STATED EXERCISE -
In the records below, work out how many lines hold the word "with". Report the number alone.

--- Start of DATA ENTRIES ---

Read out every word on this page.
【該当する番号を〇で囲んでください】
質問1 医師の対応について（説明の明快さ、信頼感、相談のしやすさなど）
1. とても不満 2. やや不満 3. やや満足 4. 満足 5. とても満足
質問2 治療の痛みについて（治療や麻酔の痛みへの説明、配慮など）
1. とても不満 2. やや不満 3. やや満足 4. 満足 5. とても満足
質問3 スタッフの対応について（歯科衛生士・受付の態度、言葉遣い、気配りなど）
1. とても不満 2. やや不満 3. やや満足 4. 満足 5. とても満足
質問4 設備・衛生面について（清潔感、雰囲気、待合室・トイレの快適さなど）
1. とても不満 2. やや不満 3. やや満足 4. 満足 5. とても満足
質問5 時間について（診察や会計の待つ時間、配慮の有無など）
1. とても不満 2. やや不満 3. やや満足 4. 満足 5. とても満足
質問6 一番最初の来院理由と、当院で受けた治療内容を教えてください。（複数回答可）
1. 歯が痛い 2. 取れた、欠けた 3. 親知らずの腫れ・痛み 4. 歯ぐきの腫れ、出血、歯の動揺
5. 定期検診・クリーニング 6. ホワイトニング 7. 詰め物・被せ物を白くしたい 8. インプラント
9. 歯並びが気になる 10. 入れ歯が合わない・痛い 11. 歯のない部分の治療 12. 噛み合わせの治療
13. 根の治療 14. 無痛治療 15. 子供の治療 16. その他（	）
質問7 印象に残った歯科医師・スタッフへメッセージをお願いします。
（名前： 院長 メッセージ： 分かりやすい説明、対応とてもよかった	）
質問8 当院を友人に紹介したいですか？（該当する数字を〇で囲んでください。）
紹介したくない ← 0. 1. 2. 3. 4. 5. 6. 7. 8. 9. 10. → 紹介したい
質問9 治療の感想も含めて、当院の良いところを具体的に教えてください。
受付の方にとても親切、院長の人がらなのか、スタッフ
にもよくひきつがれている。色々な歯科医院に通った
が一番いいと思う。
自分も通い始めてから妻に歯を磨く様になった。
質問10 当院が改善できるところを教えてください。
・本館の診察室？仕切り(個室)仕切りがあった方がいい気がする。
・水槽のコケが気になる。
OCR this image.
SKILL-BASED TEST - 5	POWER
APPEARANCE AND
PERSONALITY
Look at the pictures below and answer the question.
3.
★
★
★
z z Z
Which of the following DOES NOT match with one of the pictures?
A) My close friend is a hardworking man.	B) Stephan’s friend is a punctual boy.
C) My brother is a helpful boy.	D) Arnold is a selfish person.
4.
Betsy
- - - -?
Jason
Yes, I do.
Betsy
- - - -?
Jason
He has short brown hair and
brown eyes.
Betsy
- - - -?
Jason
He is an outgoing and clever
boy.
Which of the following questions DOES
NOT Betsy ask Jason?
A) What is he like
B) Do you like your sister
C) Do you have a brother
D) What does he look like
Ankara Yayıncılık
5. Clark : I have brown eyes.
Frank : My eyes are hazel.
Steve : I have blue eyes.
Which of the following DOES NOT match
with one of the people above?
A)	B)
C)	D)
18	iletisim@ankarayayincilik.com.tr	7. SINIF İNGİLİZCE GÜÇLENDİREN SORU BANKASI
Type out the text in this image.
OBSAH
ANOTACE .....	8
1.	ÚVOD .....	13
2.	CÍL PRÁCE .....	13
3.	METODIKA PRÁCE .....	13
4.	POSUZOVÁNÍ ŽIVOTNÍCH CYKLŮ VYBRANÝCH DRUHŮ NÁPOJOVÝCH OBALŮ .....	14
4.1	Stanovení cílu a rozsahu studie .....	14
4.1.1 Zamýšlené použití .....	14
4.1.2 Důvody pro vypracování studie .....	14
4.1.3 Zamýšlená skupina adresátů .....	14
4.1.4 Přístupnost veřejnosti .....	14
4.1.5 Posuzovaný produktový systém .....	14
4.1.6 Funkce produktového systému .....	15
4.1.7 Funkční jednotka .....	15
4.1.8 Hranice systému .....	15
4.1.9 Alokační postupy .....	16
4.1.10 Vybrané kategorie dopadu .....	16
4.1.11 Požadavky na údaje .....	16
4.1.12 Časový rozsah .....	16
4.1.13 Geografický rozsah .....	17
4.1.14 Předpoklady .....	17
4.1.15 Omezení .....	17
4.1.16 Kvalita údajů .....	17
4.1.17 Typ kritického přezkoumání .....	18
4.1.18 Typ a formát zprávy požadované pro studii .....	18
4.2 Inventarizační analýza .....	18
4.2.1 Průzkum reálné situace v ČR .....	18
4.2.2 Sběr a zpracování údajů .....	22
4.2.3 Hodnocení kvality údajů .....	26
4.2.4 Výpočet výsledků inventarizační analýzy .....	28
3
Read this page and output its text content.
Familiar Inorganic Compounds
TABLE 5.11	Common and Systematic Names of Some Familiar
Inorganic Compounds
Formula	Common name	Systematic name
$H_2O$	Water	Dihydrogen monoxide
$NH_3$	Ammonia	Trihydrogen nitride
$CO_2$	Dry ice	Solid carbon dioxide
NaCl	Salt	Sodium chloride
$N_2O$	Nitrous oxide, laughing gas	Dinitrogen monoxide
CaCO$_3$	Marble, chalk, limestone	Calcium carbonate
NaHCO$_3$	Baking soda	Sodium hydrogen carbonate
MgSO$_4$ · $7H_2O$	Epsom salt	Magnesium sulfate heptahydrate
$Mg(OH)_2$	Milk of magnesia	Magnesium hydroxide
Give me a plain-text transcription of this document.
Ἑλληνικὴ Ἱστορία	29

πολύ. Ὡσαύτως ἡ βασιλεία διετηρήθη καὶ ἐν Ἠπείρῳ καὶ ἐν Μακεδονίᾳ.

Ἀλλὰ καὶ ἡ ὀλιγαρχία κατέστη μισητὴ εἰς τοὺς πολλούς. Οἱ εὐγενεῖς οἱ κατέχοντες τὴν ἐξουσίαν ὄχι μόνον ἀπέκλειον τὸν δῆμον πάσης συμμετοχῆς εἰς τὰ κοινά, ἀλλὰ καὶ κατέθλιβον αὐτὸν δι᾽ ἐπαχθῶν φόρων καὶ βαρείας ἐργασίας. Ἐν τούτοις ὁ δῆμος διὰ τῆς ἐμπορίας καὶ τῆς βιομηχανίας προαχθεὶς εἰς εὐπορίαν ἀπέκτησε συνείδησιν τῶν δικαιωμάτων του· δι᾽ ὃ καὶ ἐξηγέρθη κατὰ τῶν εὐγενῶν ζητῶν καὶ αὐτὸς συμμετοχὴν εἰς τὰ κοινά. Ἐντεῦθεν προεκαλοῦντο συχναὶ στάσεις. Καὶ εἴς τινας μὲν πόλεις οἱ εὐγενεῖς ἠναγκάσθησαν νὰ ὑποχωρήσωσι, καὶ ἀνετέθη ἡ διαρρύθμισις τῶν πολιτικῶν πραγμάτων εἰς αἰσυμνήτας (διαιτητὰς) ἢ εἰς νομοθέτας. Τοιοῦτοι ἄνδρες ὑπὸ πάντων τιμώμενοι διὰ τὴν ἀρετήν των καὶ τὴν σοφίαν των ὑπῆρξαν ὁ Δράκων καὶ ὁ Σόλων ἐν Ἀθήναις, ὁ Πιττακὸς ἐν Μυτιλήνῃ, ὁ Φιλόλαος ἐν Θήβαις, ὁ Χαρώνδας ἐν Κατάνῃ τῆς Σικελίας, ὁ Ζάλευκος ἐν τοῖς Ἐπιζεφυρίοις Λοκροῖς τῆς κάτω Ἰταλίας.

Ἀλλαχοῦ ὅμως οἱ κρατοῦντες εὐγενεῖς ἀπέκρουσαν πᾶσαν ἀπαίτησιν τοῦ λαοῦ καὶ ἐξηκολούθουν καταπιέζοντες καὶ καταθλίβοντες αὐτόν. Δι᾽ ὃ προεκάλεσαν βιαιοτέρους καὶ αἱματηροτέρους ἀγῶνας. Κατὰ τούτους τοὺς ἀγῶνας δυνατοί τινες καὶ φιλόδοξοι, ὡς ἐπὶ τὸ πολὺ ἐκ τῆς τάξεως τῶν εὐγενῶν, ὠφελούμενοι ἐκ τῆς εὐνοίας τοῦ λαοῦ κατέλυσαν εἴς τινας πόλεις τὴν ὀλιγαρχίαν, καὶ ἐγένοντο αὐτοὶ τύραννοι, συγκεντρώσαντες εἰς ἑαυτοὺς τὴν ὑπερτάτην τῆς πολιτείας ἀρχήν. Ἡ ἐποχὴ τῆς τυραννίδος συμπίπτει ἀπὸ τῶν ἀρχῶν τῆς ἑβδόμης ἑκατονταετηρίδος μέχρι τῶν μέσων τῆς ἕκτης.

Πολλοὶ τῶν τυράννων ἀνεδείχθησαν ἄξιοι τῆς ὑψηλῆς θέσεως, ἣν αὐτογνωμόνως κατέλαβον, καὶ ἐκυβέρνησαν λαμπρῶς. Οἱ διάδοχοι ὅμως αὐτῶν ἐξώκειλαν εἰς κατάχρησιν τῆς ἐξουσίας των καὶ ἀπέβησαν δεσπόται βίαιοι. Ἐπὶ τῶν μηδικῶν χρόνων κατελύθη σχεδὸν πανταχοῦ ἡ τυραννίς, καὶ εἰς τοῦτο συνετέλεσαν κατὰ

--- End of DATA ENTRIES ---

ANSWER TO THE TASK -
2